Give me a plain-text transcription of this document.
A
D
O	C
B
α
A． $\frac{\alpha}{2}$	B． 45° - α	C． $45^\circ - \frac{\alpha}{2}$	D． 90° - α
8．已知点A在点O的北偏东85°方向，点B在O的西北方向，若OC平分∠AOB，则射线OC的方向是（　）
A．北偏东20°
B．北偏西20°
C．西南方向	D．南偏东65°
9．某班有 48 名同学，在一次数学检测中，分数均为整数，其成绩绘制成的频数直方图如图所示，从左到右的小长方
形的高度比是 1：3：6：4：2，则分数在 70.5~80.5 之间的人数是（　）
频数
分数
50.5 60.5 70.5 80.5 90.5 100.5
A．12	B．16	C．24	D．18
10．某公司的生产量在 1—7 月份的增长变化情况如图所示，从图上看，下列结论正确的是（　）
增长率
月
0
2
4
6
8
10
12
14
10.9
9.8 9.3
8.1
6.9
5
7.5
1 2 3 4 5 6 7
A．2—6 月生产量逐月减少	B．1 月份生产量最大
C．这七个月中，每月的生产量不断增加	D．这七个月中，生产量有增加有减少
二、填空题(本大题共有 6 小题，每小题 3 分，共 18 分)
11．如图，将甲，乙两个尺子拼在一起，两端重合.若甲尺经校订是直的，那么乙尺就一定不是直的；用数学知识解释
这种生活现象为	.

...

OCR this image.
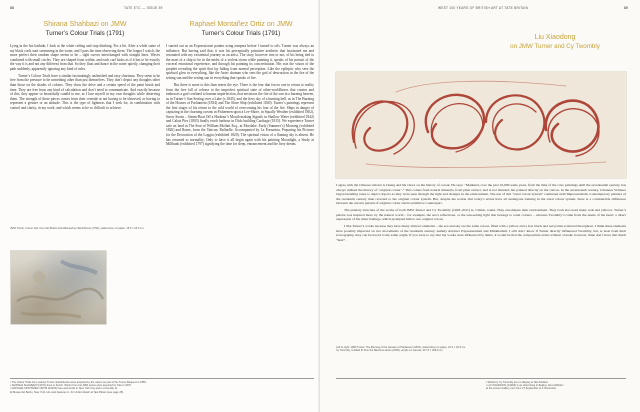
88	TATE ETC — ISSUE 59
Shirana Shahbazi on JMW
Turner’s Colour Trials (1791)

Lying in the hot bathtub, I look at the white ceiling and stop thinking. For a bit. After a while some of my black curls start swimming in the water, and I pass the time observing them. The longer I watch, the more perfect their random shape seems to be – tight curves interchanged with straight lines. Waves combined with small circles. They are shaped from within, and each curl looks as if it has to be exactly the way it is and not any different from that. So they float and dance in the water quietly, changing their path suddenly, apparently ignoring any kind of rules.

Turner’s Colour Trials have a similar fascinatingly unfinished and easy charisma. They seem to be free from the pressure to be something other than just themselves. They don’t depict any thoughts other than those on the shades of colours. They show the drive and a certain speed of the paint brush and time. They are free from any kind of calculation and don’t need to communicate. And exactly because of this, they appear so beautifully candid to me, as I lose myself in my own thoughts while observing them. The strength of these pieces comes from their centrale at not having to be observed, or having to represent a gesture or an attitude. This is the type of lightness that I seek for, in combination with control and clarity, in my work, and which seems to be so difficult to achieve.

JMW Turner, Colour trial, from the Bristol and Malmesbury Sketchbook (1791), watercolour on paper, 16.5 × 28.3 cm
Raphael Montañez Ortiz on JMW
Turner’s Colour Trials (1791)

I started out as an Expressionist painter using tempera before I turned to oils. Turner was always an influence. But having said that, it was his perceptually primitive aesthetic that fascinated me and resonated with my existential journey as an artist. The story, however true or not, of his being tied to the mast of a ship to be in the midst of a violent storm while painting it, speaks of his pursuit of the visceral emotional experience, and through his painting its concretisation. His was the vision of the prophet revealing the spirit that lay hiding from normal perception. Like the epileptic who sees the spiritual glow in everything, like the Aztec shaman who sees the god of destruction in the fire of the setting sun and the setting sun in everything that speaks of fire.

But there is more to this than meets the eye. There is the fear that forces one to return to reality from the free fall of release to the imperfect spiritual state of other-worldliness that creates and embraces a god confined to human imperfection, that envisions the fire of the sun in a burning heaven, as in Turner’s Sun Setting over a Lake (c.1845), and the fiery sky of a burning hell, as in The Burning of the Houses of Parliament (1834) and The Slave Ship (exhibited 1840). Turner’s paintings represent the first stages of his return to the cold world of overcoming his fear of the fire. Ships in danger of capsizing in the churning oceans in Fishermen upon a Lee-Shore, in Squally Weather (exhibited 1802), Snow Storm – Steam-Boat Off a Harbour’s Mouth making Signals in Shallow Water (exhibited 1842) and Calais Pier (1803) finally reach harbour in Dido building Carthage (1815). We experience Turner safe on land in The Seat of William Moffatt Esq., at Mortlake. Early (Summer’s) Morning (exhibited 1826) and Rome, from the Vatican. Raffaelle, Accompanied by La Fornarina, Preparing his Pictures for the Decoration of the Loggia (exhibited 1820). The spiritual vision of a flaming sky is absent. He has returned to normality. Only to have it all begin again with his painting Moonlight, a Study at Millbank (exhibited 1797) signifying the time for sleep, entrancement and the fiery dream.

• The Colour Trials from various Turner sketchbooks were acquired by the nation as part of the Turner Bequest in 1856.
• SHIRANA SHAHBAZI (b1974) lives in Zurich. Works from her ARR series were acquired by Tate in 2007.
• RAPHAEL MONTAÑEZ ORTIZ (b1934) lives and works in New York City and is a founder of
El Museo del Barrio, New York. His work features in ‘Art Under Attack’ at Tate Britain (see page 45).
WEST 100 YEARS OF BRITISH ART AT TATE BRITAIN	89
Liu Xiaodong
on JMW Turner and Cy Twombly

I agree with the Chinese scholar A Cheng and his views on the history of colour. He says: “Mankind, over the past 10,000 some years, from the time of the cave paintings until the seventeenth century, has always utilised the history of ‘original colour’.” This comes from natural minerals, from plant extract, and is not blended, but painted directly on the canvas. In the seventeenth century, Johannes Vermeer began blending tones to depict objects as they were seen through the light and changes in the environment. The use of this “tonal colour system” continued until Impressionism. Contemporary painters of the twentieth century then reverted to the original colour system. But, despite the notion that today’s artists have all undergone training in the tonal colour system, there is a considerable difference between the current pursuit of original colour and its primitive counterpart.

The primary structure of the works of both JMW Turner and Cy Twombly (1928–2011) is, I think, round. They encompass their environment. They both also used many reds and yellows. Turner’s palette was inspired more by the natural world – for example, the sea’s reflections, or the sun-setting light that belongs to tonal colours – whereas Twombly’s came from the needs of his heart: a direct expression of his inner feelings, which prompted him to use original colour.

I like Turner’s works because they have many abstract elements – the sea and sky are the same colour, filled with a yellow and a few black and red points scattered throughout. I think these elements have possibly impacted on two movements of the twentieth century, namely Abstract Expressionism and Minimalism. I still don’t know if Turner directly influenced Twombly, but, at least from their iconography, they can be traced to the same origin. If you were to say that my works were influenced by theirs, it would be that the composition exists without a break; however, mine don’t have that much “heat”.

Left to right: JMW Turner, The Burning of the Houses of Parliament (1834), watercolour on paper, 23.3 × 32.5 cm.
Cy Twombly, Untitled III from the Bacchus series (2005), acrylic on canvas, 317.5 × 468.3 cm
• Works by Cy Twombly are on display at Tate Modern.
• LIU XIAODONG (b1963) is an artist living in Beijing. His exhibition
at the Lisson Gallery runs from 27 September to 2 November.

= What you have to do =
Using the listing above, list every line in which the string "series" occurs.

= Problem solution =
• SHIRANA SHAHBAZI (b1974) lives in Zurich. Works from her ARR series were acquired by Tate in 2007.
Cy Twombly, Untitled III from the Bacchus series (2005), acrylic on canvas, 317.5 × 468.3 cm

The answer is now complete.